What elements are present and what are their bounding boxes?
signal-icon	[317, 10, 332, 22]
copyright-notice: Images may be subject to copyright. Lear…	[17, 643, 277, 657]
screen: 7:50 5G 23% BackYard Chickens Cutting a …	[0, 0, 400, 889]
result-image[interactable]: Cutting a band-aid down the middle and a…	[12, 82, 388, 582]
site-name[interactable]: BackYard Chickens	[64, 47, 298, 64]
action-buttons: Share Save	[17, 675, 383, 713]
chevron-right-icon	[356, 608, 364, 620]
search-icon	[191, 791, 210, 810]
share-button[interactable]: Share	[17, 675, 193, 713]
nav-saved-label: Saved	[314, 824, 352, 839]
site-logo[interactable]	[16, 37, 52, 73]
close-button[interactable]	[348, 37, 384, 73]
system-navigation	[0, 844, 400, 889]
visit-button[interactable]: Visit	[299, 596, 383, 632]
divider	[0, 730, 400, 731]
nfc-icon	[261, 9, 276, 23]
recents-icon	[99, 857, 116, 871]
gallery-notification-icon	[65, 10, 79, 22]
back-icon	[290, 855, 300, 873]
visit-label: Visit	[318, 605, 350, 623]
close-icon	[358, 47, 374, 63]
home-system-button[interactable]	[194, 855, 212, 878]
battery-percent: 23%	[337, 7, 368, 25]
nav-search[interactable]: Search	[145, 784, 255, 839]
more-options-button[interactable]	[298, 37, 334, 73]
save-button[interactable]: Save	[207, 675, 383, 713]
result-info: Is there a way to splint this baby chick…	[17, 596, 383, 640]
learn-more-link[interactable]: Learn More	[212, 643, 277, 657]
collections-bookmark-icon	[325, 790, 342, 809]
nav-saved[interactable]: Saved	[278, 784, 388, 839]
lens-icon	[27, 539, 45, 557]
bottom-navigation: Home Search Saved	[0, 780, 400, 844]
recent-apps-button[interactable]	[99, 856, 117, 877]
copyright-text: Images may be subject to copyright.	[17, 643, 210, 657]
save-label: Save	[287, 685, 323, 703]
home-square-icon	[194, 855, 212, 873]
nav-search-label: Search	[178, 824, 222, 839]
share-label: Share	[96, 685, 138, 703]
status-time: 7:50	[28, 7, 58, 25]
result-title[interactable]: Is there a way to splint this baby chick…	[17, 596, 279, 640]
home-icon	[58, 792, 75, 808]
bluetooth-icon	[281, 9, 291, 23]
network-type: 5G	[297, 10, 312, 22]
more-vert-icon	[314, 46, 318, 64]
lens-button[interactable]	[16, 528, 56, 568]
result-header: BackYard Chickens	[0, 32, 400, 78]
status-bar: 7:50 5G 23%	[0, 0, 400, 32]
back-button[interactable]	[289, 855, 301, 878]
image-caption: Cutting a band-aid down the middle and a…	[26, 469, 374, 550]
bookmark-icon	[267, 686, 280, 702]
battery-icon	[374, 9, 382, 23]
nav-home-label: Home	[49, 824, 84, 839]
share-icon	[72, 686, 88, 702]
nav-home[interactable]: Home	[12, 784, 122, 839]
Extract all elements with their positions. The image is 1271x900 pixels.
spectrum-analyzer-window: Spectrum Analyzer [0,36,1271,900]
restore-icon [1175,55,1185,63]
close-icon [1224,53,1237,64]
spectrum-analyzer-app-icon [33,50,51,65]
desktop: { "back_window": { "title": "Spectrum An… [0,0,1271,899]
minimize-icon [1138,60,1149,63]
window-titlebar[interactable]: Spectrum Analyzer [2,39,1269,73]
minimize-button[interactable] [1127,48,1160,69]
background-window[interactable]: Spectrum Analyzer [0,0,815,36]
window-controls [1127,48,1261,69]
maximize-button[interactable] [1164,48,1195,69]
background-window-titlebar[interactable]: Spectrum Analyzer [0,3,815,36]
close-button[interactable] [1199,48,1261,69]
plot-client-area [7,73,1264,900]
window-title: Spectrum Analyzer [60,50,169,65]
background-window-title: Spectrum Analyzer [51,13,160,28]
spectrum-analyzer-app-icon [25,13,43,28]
##############################
Copy the listing above line for line, with no changes.

What elements are present and what are their bounding boxes?
signal-icon	[317, 10, 332, 22]
copyright-notice: Images may be subject to copyright. Lear…	[17, 643, 277, 657]
screen: 7:50 5G 23% BackYard Chickens Cutting a …	[0, 0, 400, 889]
result-image[interactable]: Cutting a band-aid down the middle and a…	[12, 82, 388, 582]
site-name[interactable]: BackYard Chickens	[64, 47, 298, 64]
action-buttons: Share Save	[17, 675, 383, 713]
chevron-right-icon	[356, 608, 364, 620]
search-icon	[191, 791, 210, 810]
share-button[interactable]: Share	[17, 675, 193, 713]
nav-saved-label: Saved	[314, 824, 352, 839]
site-logo[interactable]	[16, 37, 52, 73]
close-button[interactable]	[348, 37, 384, 73]
system-navigation	[0, 844, 400, 889]
visit-button[interactable]: Visit	[299, 596, 383, 632]
divider	[0, 730, 400, 731]
nfc-icon	[261, 9, 276, 23]
recents-icon	[99, 857, 116, 871]
gallery-notification-icon	[65, 10, 79, 22]
back-icon	[290, 855, 300, 873]
visit-label: Visit	[318, 605, 350, 623]
close-icon	[358, 47, 374, 63]
home-system-button[interactable]	[194, 855, 212, 878]
battery-percent: 23%	[337, 7, 368, 25]
nav-search[interactable]: Search	[145, 784, 255, 839]
more-options-button[interactable]	[298, 37, 334, 73]
save-button[interactable]: Save	[207, 675, 383, 713]
result-info: Is there a way to splint this baby chick…	[17, 596, 383, 640]
learn-more-link[interactable]: Learn More	[212, 643, 277, 657]
collections-bookmark-icon	[325, 790, 342, 809]
nav-saved[interactable]: Saved	[278, 784, 388, 839]
lens-icon	[27, 539, 45, 557]
bottom-navigation: Home Search Saved	[0, 780, 400, 844]
recent-apps-button[interactable]	[99, 856, 117, 877]
copyright-text: Images may be subject to copyright.	[17, 643, 210, 657]
save-label: Save	[287, 685, 323, 703]
home-square-icon	[194, 855, 212, 873]
nav-search-label: Search	[178, 824, 222, 839]
share-label: Share	[96, 685, 138, 703]
status-time: 7:50	[28, 7, 58, 25]
result-title[interactable]: Is there a way to splint this baby chick…	[17, 596, 279, 640]
home-icon	[58, 792, 75, 808]
bluetooth-icon	[281, 9, 291, 23]
network-type: 5G	[297, 10, 312, 22]
more-vert-icon	[314, 46, 318, 64]
lens-button[interactable]	[16, 528, 56, 568]
result-header: BackYard Chickens	[0, 32, 400, 78]
status-bar: 7:50 5G 23%	[0, 0, 400, 32]
back-button[interactable]	[289, 855, 301, 878]
image-caption: Cutting a band-aid down the middle and a…	[26, 469, 374, 550]
bookmark-icon	[267, 686, 280, 702]
battery-icon	[374, 9, 382, 23]
nav-home-label: Home	[49, 824, 84, 839]
share-icon	[72, 686, 88, 702]
nav-home[interactable]: Home	[12, 784, 122, 839]
Extract all elements with their positions. The image is 1271x900 pixels.
spectrum-analyzer-window: Spectrum Analyzer [0,36,1271,900]
restore-icon [1175,55,1185,63]
close-icon [1224,53,1237,64]
spectrum-analyzer-app-icon [33,50,51,65]
desktop: { "back_window": { "title": "Spectrum An… [0,0,1271,899]
minimize-icon [1138,60,1149,63]
window-titlebar[interactable]: Spectrum Analyzer [2,39,1269,73]
minimize-button[interactable] [1127,48,1160,69]
background-window[interactable]: Spectrum Analyzer [0,0,815,36]
window-controls [1127,48,1261,69]
maximize-button[interactable] [1164,48,1195,69]
background-window-titlebar[interactable]: Spectrum Analyzer [0,3,815,36]
close-button[interactable] [1199,48,1261,69]
plot-client-area [7,73,1264,900]
window-title: Spectrum Analyzer [60,50,169,65]
background-window-title: Spectrum Analyzer [51,13,160,28]
spectrum-analyzer-app-icon [25,13,43,28]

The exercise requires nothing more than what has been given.